> **CHALLENGE**
Below are some records. Copy every line in them that holds "sans".

+ + + + + + +

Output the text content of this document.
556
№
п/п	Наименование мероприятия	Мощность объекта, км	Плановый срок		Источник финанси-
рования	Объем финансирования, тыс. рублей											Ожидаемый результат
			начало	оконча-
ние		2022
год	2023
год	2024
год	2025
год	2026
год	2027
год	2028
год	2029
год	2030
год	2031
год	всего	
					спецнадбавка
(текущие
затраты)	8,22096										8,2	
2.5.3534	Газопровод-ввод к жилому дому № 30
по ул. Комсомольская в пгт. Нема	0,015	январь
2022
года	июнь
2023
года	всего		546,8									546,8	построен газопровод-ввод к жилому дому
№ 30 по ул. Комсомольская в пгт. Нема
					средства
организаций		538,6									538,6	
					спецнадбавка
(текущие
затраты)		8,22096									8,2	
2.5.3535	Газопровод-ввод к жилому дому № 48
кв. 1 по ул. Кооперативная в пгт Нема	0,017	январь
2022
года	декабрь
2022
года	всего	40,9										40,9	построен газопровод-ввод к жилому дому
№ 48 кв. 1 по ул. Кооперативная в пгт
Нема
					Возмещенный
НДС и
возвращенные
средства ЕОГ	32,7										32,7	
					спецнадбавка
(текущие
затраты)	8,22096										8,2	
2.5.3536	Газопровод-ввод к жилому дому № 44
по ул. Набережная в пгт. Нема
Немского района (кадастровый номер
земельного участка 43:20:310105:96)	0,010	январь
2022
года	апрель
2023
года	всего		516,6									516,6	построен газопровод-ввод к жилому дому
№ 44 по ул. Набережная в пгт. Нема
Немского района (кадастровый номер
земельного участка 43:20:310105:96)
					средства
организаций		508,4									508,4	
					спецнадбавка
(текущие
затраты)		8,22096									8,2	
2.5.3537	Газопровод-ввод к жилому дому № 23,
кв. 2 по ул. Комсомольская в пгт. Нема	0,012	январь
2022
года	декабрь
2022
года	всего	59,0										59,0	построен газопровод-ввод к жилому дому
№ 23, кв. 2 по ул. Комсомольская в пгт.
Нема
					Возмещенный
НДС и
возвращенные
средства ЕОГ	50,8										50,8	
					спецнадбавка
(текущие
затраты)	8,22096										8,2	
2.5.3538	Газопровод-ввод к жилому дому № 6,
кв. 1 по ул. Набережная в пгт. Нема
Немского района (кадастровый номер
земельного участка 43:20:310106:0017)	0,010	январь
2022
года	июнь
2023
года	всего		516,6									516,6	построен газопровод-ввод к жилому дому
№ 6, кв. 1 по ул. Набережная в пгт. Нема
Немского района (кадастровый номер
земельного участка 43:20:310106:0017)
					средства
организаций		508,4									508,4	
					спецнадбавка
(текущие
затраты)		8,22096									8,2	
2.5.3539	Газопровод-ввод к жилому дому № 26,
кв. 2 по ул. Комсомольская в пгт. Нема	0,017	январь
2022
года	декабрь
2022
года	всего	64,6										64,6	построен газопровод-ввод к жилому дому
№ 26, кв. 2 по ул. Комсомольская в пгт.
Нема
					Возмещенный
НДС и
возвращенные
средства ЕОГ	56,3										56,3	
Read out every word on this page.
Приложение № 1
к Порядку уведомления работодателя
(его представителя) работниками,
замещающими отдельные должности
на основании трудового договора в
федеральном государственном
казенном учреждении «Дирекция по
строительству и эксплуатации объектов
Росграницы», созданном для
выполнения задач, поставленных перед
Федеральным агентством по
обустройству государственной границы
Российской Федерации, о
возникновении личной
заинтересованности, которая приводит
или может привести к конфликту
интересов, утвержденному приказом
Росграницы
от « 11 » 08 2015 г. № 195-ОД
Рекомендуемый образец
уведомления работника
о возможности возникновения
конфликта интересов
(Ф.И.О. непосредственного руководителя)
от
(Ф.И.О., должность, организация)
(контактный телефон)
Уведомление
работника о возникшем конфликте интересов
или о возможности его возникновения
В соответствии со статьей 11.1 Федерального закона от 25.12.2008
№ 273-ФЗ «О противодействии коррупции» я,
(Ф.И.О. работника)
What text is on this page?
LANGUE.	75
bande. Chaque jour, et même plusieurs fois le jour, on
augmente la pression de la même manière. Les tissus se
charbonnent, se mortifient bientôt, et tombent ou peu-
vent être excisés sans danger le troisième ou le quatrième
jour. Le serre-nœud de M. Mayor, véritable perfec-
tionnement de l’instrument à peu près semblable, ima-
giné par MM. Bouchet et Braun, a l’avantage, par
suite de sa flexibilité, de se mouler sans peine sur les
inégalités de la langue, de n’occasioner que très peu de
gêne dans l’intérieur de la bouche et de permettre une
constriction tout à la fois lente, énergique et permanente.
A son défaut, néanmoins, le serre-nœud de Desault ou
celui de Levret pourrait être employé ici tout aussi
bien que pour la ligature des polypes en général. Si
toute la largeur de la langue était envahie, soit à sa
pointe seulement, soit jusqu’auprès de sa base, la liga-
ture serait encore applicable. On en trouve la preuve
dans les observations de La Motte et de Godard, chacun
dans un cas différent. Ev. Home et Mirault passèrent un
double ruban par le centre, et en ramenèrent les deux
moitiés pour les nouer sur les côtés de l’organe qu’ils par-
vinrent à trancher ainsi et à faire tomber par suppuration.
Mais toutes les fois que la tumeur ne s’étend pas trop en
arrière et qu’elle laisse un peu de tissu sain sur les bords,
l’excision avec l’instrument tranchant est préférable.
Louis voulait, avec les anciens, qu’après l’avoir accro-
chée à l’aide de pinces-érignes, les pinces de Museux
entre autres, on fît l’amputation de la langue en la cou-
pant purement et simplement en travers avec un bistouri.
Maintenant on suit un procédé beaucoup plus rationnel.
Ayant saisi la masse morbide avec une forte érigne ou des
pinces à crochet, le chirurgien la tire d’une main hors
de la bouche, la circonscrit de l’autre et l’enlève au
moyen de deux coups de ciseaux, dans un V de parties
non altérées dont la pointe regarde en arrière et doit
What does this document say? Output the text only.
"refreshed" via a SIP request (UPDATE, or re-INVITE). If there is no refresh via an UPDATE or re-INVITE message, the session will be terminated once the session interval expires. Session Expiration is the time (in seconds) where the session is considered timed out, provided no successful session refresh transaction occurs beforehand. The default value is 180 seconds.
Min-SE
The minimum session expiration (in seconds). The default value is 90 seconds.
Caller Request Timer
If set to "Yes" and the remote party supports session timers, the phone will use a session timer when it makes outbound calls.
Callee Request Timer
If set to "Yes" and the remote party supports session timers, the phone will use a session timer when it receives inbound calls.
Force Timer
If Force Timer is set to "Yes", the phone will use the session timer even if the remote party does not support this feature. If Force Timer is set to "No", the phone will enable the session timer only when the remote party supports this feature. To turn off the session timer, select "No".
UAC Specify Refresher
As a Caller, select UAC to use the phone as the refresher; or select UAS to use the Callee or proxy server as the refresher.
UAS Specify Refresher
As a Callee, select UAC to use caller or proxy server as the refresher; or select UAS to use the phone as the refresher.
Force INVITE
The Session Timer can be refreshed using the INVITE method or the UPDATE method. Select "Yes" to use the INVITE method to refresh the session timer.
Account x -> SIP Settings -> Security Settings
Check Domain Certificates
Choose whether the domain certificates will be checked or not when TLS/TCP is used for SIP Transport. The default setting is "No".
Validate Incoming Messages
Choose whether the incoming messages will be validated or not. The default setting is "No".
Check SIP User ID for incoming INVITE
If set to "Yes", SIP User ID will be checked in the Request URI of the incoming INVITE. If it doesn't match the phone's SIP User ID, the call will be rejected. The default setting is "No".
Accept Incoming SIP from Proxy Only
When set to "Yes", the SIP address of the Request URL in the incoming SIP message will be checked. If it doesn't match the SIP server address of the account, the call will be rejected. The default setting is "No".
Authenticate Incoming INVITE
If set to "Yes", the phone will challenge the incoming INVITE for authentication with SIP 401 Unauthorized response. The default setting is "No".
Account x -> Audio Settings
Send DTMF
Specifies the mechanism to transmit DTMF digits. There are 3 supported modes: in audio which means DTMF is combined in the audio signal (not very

+ + + + + + +

> **TASK ANSWER**
vent être excisés sans danger le troisième ou le quatrième
suite de sa flexibilité, de se mouler sans peine sur les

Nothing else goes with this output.